Please pick out every line in the entries below that contains the string "bbox" and copy those lines.
[begin ENTRIES PROVIDED]
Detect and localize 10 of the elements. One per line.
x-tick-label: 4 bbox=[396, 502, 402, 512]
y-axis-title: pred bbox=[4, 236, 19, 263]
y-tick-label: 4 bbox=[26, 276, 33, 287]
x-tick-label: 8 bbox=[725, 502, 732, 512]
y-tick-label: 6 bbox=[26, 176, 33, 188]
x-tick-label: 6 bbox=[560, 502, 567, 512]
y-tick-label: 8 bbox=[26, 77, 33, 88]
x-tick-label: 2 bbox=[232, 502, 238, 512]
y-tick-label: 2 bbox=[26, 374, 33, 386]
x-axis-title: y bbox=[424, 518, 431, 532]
[end ENTRIES PROVIDED]
#### TASK RESULT:
x-tick-label: 4 bbox=[396, 502, 402, 512]
y-axis-title: pred bbox=[4, 236, 19, 263]
y-tick-label: 4 bbox=[26, 276, 33, 287]
x-tick-label: 8 bbox=[725, 502, 732, 512]
y-tick-label: 6 bbox=[26, 176, 33, 188]
x-tick-label: 6 bbox=[560, 502, 567, 512]
y-tick-label: 8 bbox=[26, 77, 33, 88]
x-tick-label: 2 bbox=[232, 502, 238, 512]
y-tick-label: 2 bbox=[26, 374, 33, 386]
x-axis-title: y bbox=[424, 518, 431, 532]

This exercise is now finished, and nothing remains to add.